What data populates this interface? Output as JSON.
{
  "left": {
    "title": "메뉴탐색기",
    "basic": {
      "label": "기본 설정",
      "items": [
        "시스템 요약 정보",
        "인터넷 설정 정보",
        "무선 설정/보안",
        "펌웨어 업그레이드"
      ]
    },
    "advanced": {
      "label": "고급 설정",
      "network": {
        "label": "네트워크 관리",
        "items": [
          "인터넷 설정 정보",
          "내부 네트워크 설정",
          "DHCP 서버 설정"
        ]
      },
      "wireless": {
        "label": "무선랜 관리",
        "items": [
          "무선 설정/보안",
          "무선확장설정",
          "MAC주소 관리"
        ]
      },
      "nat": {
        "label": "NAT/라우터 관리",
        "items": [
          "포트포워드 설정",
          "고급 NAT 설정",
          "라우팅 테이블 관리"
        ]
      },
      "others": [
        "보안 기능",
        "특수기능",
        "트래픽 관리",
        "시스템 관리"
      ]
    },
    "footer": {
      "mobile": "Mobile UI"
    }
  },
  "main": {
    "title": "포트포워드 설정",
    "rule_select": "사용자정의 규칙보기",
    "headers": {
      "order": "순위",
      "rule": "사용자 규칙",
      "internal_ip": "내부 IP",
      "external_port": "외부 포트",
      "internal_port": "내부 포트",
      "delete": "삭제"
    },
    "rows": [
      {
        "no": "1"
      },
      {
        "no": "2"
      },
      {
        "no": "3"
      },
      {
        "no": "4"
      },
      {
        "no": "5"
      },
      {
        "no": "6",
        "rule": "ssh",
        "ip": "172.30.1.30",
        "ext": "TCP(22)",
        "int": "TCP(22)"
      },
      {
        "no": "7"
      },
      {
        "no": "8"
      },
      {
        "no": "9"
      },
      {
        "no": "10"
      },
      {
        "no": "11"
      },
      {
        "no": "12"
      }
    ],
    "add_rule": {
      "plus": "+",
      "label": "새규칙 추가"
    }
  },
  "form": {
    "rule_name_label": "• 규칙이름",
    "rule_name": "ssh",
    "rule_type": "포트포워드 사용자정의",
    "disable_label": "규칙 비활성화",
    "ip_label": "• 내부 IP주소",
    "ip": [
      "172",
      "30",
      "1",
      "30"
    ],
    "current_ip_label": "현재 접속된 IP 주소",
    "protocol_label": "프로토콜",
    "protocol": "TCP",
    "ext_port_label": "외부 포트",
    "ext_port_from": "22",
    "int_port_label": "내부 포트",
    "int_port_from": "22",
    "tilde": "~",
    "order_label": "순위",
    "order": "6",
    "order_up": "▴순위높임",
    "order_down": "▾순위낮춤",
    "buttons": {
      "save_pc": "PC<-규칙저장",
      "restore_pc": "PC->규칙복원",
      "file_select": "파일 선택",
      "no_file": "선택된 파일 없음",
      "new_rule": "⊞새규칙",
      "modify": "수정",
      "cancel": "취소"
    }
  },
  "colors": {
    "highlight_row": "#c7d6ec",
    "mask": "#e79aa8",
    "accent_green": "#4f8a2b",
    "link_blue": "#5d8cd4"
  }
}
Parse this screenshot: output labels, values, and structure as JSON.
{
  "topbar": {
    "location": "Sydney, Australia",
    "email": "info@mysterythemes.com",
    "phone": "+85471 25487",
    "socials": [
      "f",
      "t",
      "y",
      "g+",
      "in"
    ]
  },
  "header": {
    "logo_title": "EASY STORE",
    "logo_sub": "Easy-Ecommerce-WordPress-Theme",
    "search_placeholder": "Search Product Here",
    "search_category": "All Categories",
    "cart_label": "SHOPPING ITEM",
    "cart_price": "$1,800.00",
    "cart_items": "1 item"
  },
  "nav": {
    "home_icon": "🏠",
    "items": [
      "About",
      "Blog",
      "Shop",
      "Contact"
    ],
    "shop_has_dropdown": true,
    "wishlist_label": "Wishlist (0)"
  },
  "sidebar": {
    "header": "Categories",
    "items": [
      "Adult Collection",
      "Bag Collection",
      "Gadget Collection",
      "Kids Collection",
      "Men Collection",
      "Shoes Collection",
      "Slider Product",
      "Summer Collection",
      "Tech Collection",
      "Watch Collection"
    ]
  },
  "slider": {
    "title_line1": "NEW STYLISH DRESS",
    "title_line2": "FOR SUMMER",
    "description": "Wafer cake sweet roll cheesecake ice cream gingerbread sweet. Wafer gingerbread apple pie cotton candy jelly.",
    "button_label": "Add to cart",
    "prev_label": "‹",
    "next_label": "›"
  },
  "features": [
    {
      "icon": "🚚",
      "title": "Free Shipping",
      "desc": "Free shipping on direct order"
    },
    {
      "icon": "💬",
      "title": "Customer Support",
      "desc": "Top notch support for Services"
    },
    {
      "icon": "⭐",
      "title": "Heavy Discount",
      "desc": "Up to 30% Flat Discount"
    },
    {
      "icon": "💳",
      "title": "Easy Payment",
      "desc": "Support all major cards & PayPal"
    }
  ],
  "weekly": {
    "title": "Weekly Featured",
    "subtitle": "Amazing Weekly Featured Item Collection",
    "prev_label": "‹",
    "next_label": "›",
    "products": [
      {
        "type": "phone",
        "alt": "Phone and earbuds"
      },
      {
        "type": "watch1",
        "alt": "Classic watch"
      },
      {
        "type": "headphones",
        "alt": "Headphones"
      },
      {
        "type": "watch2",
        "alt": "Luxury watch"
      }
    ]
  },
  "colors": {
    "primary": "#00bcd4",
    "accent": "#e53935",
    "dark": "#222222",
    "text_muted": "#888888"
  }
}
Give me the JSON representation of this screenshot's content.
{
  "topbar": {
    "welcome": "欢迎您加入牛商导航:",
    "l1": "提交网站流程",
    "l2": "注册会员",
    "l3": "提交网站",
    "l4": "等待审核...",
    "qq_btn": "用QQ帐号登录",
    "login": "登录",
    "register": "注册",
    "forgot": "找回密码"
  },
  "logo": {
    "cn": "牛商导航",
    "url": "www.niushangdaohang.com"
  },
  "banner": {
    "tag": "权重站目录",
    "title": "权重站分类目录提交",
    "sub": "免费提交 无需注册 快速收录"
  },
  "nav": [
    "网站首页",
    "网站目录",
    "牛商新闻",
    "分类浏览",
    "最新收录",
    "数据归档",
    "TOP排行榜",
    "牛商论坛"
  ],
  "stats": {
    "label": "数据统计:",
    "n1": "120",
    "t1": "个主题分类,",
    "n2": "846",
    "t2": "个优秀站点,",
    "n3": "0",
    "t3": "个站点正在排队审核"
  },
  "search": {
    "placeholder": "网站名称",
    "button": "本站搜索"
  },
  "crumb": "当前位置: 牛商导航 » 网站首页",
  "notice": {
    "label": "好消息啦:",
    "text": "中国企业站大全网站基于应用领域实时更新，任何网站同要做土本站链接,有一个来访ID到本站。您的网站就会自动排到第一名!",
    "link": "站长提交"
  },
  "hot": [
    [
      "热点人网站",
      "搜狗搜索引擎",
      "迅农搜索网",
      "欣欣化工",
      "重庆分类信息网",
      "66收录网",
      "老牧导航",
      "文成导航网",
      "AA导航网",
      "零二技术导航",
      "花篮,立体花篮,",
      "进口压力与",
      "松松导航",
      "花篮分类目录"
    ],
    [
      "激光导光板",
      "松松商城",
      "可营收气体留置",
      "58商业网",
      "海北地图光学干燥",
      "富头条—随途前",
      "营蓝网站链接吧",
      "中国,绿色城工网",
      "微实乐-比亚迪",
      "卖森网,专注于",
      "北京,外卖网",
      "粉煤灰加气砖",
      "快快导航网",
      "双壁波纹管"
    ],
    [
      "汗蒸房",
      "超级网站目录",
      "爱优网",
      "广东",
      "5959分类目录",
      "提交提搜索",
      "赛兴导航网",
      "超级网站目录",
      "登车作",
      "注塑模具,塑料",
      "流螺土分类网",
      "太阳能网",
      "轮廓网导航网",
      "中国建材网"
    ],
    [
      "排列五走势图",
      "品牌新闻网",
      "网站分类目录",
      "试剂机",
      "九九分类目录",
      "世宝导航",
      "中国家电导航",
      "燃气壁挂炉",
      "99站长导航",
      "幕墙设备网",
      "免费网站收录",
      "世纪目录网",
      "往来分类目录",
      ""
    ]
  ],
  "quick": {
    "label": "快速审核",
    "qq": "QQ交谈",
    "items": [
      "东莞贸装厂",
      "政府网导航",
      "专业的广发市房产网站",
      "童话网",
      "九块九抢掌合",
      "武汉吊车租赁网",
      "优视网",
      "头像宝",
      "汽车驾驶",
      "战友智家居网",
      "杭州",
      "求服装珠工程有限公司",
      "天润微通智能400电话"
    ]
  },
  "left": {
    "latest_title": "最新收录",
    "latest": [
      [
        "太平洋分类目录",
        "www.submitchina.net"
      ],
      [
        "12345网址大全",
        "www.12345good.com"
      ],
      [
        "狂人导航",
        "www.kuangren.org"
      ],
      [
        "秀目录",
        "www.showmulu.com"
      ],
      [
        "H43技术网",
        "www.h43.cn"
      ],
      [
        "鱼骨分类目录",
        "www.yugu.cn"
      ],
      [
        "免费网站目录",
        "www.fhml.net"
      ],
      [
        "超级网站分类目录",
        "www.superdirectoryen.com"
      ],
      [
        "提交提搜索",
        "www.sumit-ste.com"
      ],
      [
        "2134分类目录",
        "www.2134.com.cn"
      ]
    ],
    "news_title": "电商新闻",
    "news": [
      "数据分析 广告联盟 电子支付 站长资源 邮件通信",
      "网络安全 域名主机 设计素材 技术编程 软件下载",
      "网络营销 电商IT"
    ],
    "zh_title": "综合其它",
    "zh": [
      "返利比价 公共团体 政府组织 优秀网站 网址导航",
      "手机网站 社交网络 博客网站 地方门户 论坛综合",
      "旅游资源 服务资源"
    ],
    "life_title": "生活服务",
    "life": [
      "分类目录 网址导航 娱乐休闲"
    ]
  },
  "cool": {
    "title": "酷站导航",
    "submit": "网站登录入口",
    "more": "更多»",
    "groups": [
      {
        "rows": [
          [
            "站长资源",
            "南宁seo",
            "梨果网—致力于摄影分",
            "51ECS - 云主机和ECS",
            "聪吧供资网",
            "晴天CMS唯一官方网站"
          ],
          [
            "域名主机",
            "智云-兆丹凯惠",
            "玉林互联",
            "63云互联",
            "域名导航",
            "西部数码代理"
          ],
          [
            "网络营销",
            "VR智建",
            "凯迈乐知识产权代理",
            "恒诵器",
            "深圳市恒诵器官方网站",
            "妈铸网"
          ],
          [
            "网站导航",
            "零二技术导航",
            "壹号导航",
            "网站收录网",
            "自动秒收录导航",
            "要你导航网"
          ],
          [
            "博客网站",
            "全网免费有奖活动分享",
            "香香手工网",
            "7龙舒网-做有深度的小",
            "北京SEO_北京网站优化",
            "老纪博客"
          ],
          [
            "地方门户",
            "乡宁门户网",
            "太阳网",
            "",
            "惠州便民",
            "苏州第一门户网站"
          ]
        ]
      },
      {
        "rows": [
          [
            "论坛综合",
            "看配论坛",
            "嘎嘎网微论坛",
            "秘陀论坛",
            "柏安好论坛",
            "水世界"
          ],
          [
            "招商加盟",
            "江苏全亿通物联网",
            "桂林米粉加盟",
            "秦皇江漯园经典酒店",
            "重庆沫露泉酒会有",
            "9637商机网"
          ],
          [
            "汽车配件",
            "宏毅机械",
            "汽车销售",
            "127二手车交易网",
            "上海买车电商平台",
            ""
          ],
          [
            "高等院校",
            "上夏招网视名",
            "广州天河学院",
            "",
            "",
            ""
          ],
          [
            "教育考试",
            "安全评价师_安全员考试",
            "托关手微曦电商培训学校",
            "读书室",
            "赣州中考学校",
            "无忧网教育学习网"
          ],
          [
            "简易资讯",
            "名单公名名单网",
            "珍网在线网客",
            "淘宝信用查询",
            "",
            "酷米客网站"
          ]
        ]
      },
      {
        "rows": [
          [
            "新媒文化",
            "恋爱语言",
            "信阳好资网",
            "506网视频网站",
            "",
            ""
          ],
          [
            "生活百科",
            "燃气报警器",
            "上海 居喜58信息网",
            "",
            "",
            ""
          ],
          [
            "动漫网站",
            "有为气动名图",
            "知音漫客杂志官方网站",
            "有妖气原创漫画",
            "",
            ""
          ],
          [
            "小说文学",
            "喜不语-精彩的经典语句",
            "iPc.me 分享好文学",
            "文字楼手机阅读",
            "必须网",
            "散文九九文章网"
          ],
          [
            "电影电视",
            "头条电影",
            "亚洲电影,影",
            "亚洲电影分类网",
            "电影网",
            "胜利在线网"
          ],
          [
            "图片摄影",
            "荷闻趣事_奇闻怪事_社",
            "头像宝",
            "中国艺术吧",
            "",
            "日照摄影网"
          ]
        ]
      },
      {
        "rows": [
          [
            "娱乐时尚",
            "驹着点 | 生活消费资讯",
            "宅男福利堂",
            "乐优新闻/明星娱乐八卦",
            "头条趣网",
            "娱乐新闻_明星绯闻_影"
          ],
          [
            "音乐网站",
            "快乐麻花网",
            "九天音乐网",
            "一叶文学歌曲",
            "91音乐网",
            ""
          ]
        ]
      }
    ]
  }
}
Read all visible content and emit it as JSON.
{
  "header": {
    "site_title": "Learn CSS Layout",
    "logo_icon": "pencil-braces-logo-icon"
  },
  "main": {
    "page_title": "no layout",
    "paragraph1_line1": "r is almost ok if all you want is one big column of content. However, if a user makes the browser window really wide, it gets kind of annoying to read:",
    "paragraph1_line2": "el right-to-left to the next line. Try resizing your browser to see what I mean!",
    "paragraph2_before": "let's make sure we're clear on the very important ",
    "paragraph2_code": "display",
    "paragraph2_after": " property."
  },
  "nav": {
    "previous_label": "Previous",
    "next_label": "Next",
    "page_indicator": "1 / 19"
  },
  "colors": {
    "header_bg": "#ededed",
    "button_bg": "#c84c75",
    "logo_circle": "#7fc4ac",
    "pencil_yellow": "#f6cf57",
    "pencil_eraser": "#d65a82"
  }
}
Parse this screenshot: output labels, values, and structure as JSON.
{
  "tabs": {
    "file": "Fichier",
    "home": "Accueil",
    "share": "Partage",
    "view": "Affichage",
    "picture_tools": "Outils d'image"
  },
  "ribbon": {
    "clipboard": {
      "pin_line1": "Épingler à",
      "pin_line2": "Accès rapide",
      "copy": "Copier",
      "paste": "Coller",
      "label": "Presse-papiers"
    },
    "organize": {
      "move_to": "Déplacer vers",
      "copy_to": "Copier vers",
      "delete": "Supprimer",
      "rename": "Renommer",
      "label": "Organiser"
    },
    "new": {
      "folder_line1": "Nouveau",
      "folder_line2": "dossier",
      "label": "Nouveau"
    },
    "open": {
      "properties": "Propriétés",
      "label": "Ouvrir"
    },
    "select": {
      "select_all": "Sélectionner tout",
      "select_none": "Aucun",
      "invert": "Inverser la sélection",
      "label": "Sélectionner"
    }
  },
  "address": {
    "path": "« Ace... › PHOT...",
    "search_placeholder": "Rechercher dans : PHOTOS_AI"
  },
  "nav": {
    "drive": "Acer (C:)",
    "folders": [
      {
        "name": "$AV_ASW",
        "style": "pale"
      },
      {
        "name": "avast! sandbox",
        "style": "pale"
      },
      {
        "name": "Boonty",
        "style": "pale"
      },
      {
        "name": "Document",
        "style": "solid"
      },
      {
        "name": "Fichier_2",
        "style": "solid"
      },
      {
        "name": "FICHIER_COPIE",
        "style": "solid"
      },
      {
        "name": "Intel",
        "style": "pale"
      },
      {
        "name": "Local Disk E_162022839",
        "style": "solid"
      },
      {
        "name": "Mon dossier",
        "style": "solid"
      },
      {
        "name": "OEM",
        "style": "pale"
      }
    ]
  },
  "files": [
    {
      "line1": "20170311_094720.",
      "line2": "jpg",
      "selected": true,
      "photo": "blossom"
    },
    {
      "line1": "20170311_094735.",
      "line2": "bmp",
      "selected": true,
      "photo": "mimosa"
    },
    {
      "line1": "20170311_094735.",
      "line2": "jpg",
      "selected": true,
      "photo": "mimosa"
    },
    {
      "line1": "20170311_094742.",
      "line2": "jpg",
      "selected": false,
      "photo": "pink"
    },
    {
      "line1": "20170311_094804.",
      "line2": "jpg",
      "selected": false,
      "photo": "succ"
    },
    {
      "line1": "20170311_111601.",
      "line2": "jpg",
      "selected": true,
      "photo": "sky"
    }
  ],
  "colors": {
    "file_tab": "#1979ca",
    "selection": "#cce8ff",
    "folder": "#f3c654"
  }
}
************
DO THIS:
Count how many lines include the string "JSON". Nothing but the number is needed.

ANSWER TO THIS PROBLEM:
5